* SELECTED TEXT *
[start]

How’s this for irony? San Francisco, which has the lowest population of children per capita of any large U.S. city, is obsessed with taking care of kids. In fact, the whole Bay Area is wall-to-wall with do-good organizations that focus on needy youngsters. Apparently, staying childless does have its advantages, like disposable income (to donate) and free time (to volunteer).
Children of Shelters provides children living in San Francisco’s five family shelters with empowerment and inspiration. The organization is 100 percent volunteer-based, with no overhead. Money gathered through fundraising efforts goes toward educational scholarships, counseling, and school supplies. cos-sf.org
Based in Oakland, Leadership Excellence encourages youth to become community leaders. The organization focuses on African American youth aged 5 to 18, involving them in their own communities to raise social awareness and create positive change in their lives and urban environments. leadershipexcellence.org
If you haven’t heard, San Francisco’s Youth Speaks promotes literacy through poetry slams, after-school workshops, and summer writing camps. It inspires 45,000 kids a year in the Bay Area alone—plus tens of thousands more through partnerships in 36 other cities. youthspeaks.org
With budget cuts from Sacramento threatening to starve the city’s already emaciated public schools, here’s a way to help: Click on donorschoose.org to see 128 specific requests from S.F. schools. For example, a gift of $541 would buy 12 splinter-free chairs for Argonne Elementary kindergarteners, and $498 would buy second graders at Glen Park Elementary a full set of new dictionaries.

[end]

* DIRECTIVE A *
According to the article on Bay Area youth organizations, what age range of African American youth does Leadership Excellence focus on?
* DIRECTIVE B *
Translate this sentence from the article on Bay Area youth organizations into Spanish: "The organization is 100 percent volunteer-based, with no overhead."
* DIRECTIVE C *
Update the article on Bay Area youth organizations, starting with "How’s this for" and going on through "time (to volunteer).", so that "disposable income" reads "spare cash".

Records from a collection:
[start]

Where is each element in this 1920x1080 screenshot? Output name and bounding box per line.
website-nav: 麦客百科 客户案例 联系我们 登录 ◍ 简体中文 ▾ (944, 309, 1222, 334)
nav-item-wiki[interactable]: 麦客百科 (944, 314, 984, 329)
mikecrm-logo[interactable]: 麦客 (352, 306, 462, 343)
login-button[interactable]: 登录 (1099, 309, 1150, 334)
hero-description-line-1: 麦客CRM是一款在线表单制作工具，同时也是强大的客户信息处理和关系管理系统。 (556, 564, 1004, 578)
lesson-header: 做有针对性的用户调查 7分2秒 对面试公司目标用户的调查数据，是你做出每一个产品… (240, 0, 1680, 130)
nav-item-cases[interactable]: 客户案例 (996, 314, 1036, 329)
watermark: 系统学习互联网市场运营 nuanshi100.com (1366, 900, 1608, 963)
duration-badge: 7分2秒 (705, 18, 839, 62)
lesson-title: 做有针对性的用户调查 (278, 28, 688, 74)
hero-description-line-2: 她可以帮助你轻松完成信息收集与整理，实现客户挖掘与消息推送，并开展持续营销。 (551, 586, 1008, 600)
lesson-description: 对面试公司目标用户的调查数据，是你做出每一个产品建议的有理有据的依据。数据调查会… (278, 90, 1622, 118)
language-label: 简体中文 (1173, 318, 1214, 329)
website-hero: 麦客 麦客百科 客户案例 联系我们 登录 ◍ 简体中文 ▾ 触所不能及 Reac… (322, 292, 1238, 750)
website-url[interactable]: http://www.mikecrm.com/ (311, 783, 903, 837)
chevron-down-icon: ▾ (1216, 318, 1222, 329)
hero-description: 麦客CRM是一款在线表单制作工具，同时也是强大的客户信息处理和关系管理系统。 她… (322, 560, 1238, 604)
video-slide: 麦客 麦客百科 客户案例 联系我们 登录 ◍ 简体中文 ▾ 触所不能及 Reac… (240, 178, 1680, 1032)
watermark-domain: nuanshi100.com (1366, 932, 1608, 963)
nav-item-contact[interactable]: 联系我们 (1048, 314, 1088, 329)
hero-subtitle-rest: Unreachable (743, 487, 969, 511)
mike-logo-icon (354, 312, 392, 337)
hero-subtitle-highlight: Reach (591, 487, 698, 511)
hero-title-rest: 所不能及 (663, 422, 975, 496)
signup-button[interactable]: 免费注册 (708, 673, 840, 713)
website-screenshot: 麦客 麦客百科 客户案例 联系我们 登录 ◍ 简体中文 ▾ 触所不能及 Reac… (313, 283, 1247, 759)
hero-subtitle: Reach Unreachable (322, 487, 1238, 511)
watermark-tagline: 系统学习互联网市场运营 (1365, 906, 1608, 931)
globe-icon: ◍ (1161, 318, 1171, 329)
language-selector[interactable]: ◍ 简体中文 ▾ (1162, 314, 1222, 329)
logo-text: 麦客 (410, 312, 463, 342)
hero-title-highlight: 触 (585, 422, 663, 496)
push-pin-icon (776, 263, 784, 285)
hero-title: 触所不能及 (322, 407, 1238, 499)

[end]

* COMPLETE ANSWER A *
Ages 5 to 18.

* COMPLETE ANSWER B *
La organización funciona cien por ciento con voluntarios, sin gastos generales.

* COMPLETE ANSWER C *
How’s this for irony? San Francisco, which has the lowest population of children per capita of any large U.S. city, is obsessed with taking care of kids. In fact, the whole Bay Area is wall-to-wall with do-good organizations that focus on needy youngsters. Apparently, staying childless does have its advantages, like spare cash (to donate) and free time (to volunteer).